**** Given records

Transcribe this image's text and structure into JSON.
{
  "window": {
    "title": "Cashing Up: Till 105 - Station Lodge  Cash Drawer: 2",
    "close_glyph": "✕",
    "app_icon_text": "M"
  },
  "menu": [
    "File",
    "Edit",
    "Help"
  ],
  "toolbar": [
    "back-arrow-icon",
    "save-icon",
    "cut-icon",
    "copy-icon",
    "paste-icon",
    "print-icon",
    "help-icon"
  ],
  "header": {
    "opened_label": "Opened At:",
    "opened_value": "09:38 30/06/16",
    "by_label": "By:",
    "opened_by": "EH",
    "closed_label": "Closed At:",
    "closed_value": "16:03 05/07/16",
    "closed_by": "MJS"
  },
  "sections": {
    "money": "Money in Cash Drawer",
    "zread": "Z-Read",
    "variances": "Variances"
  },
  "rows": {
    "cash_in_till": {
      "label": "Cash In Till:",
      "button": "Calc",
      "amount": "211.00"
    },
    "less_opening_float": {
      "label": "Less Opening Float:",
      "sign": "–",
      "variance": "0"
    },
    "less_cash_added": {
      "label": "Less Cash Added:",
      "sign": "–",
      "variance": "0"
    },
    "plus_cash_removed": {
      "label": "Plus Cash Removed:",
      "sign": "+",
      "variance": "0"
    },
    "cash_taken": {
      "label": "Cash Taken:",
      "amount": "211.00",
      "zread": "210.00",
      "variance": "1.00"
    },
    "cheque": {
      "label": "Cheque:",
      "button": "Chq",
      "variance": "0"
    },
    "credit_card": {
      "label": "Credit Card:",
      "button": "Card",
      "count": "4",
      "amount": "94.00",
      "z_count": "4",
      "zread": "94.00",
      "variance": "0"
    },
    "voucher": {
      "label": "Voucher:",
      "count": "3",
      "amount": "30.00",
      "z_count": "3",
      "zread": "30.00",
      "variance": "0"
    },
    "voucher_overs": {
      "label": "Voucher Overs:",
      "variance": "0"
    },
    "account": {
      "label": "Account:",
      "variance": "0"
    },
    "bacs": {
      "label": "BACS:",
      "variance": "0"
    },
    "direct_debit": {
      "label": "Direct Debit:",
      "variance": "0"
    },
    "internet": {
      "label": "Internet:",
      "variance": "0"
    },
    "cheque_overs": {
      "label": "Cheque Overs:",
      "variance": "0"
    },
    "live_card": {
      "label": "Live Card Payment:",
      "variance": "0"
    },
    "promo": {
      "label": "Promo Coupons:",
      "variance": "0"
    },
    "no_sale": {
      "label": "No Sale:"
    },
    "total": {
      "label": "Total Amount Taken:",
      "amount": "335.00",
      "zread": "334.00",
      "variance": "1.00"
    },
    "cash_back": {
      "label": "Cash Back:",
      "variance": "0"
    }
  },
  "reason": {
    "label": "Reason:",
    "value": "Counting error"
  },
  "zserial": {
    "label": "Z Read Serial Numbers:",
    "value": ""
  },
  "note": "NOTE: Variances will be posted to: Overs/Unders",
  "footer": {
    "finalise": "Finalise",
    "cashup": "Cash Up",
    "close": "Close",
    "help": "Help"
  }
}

********

Aim of the exercise → Transcribe the records above exactly as they appear.

Answer to the exercise →
Transcribe this image's text and structure into JSON.
{
  "window": {
    "title": "Cashing Up: Till 105 - Station Lodge  Cash Drawer: 2",
    "close_glyph": "✕",
    "app_icon_text": "M"
  },
  "menu": [
    "File",
    "Edit",
    "Help"
  ],
  "toolbar": [
    "back-arrow-icon",
    "save-icon",
    "cut-icon",
    "copy-icon",
    "paste-icon",
    "print-icon",
    "help-icon"
  ],
  "header": {
    "opened_label": "Opened At:",
    "opened_value": "09:38 30/06/16",
    "by_label": "By:",
    "opened_by": "EH",
    "closed_label": "Closed At:",
    "closed_value": "16:03 05/07/16",
    "closed_by": "MJS"
  },
  "sections": {
    "money": "Money in Cash Drawer",
    "zread": "Z-Read",
    "variances": "Variances"
  },
  "rows": {
    "cash_in_till": {
      "label": "Cash In Till:",
      "button": "Calc",
      "amount": "211.00"
    },
    "less_opening_float": {
      "label": "Less Opening Float:",
      "sign": "–",
      "variance": "0"
    },
    "less_cash_added": {
      "label": "Less Cash Added:",
      "sign": "–",
      "variance": "0"
    },
    "plus_cash_removed": {
      "label": "Plus Cash Removed:",
      "sign": "+",
      "variance": "0"
    },
    "cash_taken": {
      "label": "Cash Taken:",
      "amount": "211.00",
      "zread": "210.00",
      "variance": "1.00"
    },
    "cheque": {
      "label": "Cheque:",
      "button": "Chq",
      "variance": "0"
    },
    "credit_card": {
      "label": "Credit Card:",
      "button": "Card",
      "count": "4",
      "amount": "94.00",
      "z_count": "4",
      "zread": "94.00",
      "variance": "0"
    },
    "voucher": {
      "label": "Voucher:",
      "count": "3",
      "amount": "30.00",
      "z_count": "3",
      "zread": "30.00",
      "variance": "0"
    },
    "voucher_overs": {
      "label": "Voucher Overs:",
      "variance": "0"
    },
    "account": {
      "label": "Account:",
      "variance": "0"
    },
    "bacs": {
      "label": "BACS:",
      "variance": "0"
    },
    "direct_debit": {
      "label": "Direct Debit:",
      "variance": "0"
    },
    "internet": {
      "label": "Internet:",
      "variance": "0"
    },
    "cheque_overs": {
      "label": "Cheque Overs:",
      "variance": "0"
    },
    "live_card": {
      "label": "Live Card Payment:",
      "variance": "0"
    },
    "promo": {
      "label": "Promo Coupons:",
      "variance": "0"
    },
    "no_sale": {
      "label": "No Sale:"
    },
    "total": {
      "label": "Total Amount Taken:",
      "amount": "335.00",
      "zread": "334.00",
      "variance": "1.00"
    },
    "cash_back": {
      "label": "Cash Back:",
      "variance": "0"
    }
  },
  "reason": {
    "label": "Reason:",
    "value": "Counting error"
  },
  "zserial": {
    "label": "Z Read Serial Numbers:",
    "value": ""
  },
  "note": "NOTE: Variances will be posted to: Overs/Unders",
  "footer": {
    "finalise": "Finalise",
    "cashup": "Cash Up",
    "close": "Close",
    "help": "Help"
  }
}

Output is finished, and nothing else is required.